_Stated exercise:_ Repeat the entries that follow verbatim, without any of their pictures.

_Dataset:_
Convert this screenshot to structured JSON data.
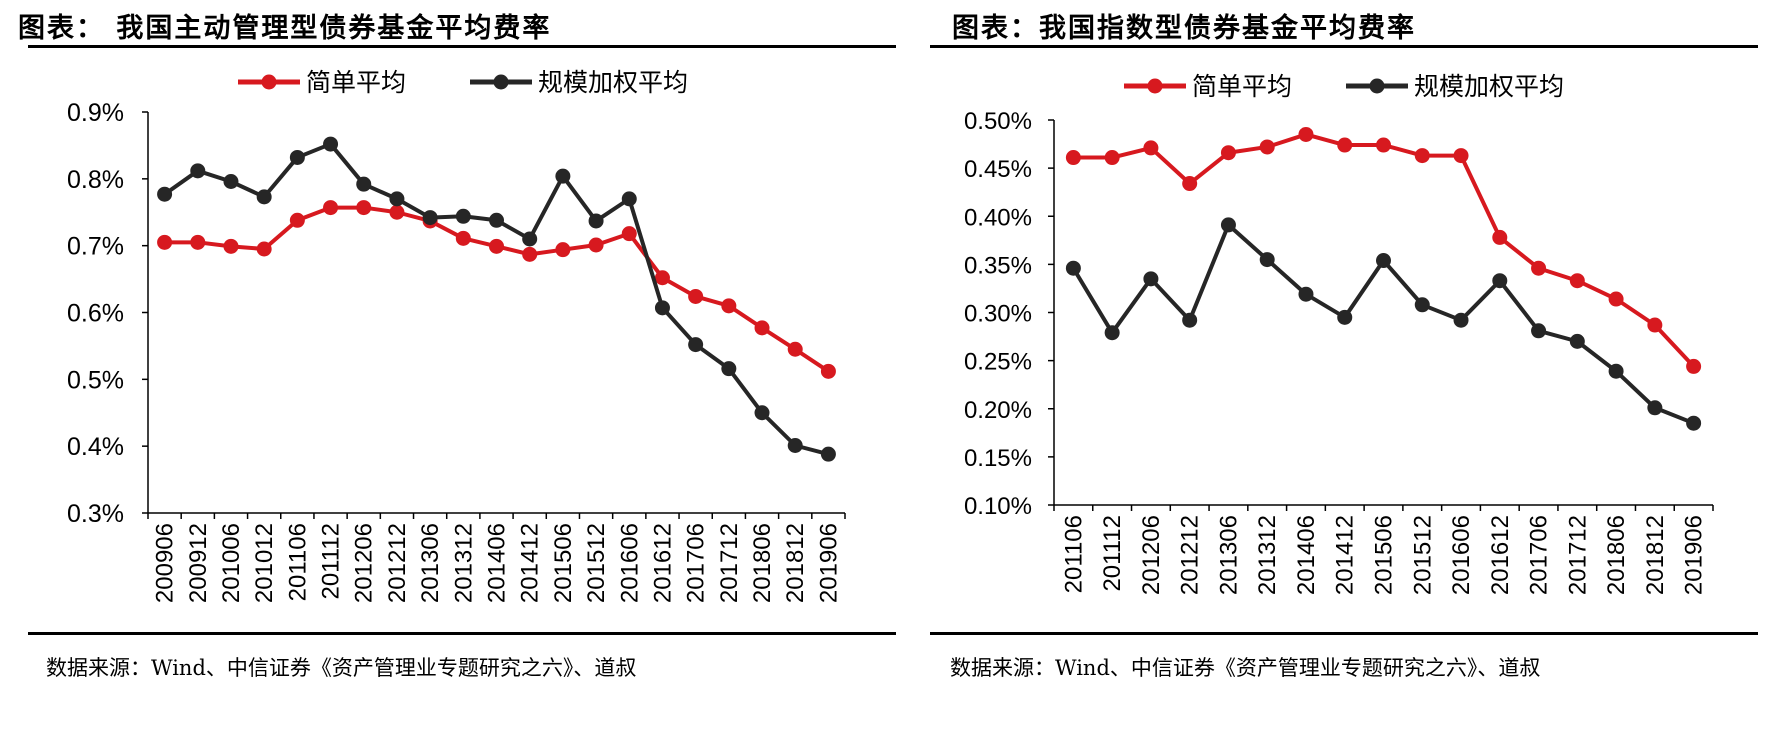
{
  "left": {
    "title": "图表：  我国主动管理型债券基金平均费率",
    "source": "数据来源：Wind、中信证券《资产管理业专题研究之六》、道叔"
  },
  "right": {
    "title": "图表：我国指数型债券基金平均费率",
    "source": "数据来源：Wind、中信证券《资产管理业专题研究之六》、道叔"
  },
  "colors": {
    "red": "#d7191f",
    "black": "#262626"
  },
  "chart_data": [
    {
      "type": "line",
      "title": "我国主动管理型债券基金平均费率",
      "categories": [
        "200906",
        "200912",
        "201006",
        "201012",
        "201106",
        "201112",
        "201206",
        "201212",
        "201306",
        "201312",
        "201406",
        "201412",
        "201506",
        "201512",
        "201606",
        "201612",
        "201706",
        "201712",
        "201806",
        "201812",
        "201906"
      ],
      "series": [
        {
          "name": "简单平均",
          "color": "#d7191f",
          "values": [
            0.705,
            0.705,
            0.699,
            0.695,
            0.738,
            0.757,
            0.757,
            0.75,
            0.737,
            0.711,
            0.699,
            0.687,
            0.694,
            0.701,
            0.718,
            0.652,
            0.624,
            0.61,
            0.577,
            0.545,
            0.512
          ]
        },
        {
          "name": "规模加权平均",
          "color": "#262626",
          "values": [
            0.777,
            0.812,
            0.796,
            0.773,
            0.832,
            0.852,
            0.792,
            0.77,
            0.742,
            0.744,
            0.738,
            0.71,
            0.804,
            0.737,
            0.77,
            0.607,
            0.552,
            0.516,
            0.45,
            0.401,
            0.388
          ]
        }
      ],
      "ylim": [
        0.3,
        0.9
      ],
      "yticks": [
        "0.3%",
        "0.4%",
        "0.5%",
        "0.6%",
        "0.7%",
        "0.8%",
        "0.9%"
      ],
      "ytick_values": [
        0.3,
        0.4,
        0.5,
        0.6,
        0.7,
        0.8,
        0.9
      ],
      "legend": "top-center",
      "grid": false
    },
    {
      "type": "line",
      "title": "我国指数型债券基金平均费率",
      "categories": [
        "201106",
        "201112",
        "201206",
        "201212",
        "201306",
        "201312",
        "201406",
        "201412",
        "201506",
        "201512",
        "201606",
        "201612",
        "201706",
        "201712",
        "201806",
        "201812",
        "201906"
      ],
      "series": [
        {
          "name": "简单平均",
          "color": "#d7191f",
          "values": [
            0.461,
            0.461,
            0.471,
            0.434,
            0.466,
            0.472,
            0.485,
            0.474,
            0.474,
            0.463,
            0.463,
            0.378,
            0.346,
            0.333,
            0.314,
            0.287,
            0.244
          ]
        },
        {
          "name": "规模加权平均",
          "color": "#262626",
          "values": [
            0.346,
            0.279,
            0.335,
            0.292,
            0.391,
            0.355,
            0.319,
            0.295,
            0.354,
            0.308,
            0.292,
            0.333,
            0.281,
            0.27,
            0.239,
            0.201,
            0.185
          ]
        }
      ],
      "ylim": [
        0.1,
        0.5
      ],
      "yticks": [
        "0.10%",
        "0.15%",
        "0.20%",
        "0.25%",
        "0.30%",
        "0.35%",
        "0.40%",
        "0.45%",
        "0.50%"
      ],
      "ytick_values": [
        0.1,
        0.15,
        0.2,
        0.25,
        0.3,
        0.35,
        0.4,
        0.45,
        0.5
      ],
      "legend": "top-center",
      "grid": false
    }
  ]
}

_Solved problem:_
Convert this screenshot to structured JSON data.
{
  "left": {
    "title": "图表：  我国主动管理型债券基金平均费率",
    "source": "数据来源：Wind、中信证券《资产管理业专题研究之六》、道叔"
  },
  "right": {
    "title": "图表：我国指数型债券基金平均费率",
    "source": "数据来源：Wind、中信证券《资产管理业专题研究之六》、道叔"
  },
  "colors": {
    "red": "#d7191f",
    "black": "#262626"
  },
  "chart_data": [
    {
      "type": "line",
      "title": "我国主动管理型债券基金平均费率",
      "categories": [
        "200906",
        "200912",
        "201006",
        "201012",
        "201106",
        "201112",
        "201206",
        "201212",
        "201306",
        "201312",
        "201406",
        "201412",
        "201506",
        "201512",
        "201606",
        "201612",
        "201706",
        "201712",
        "201806",
        "201812",
        "201906"
      ],
      "series": [
        {
          "name": "简单平均",
          "color": "#d7191f",
          "values": [
            0.705,
            0.705,
            0.699,
            0.695,
            0.738,
            0.757,
            0.757,
            0.75,
            0.737,
            0.711,
            0.699,
            0.687,
            0.694,
            0.701,
            0.718,
            0.652,
            0.624,
            0.61,
            0.577,
            0.545,
            0.512
          ]
        },
        {
          "name": "规模加权平均",
          "color": "#262626",
          "values": [
            0.777,
            0.812,
            0.796,
            0.773,
            0.832,
            0.852,
            0.792,
            0.77,
            0.742,
            0.744,
            0.738,
            0.71,
            0.804,
            0.737,
            0.77,
            0.607,
            0.552,
            0.516,
            0.45,
            0.401,
            0.388
          ]
        }
      ],
      "ylim": [
        0.3,
        0.9
      ],
      "yticks": [
        "0.3%",
        "0.4%",
        "0.5%",
        "0.6%",
        "0.7%",
        "0.8%",
        "0.9%"
      ],
      "ytick_values": [
        0.3,
        0.4,
        0.5,
        0.6,
        0.7,
        0.8,
        0.9
      ],
      "legend": "top-center",
      "grid": false
    },
    {
      "type": "line",
      "title": "我国指数型债券基金平均费率",
      "categories": [
        "201106",
        "201112",
        "201206",
        "201212",
        "201306",
        "201312",
        "201406",
        "201412",
        "201506",
        "201512",
        "201606",
        "201612",
        "201706",
        "201712",
        "201806",
        "201812",
        "201906"
      ],
      "series": [
        {
          "name": "简单平均",
          "color": "#d7191f",
          "values": [
            0.461,
            0.461,
            0.471,
            0.434,
            0.466,
            0.472,
            0.485,
            0.474,
            0.474,
            0.463,
            0.463,
            0.378,
            0.346,
            0.333,
            0.314,
            0.287,
            0.244
          ]
        },
        {
          "name": "规模加权平均",
          "color": "#262626",
          "values": [
            0.346,
            0.279,
            0.335,
            0.292,
            0.391,
            0.355,
            0.319,
            0.295,
            0.354,
            0.308,
            0.292,
            0.333,
            0.281,
            0.27,
            0.239,
            0.201,
            0.185
          ]
        }
      ],
      "ylim": [
        0.1,
        0.5
      ],
      "yticks": [
        "0.10%",
        "0.15%",
        "0.20%",
        "0.25%",
        "0.30%",
        "0.35%",
        "0.40%",
        "0.45%",
        "0.50%"
      ],
      "ytick_values": [
        0.1,
        0.15,
        0.2,
        0.25,
        0.3,
        0.35,
        0.4,
        0.45,
        0.5
      ],
      "legend": "top-center",
      "grid": false
    }
  ]
}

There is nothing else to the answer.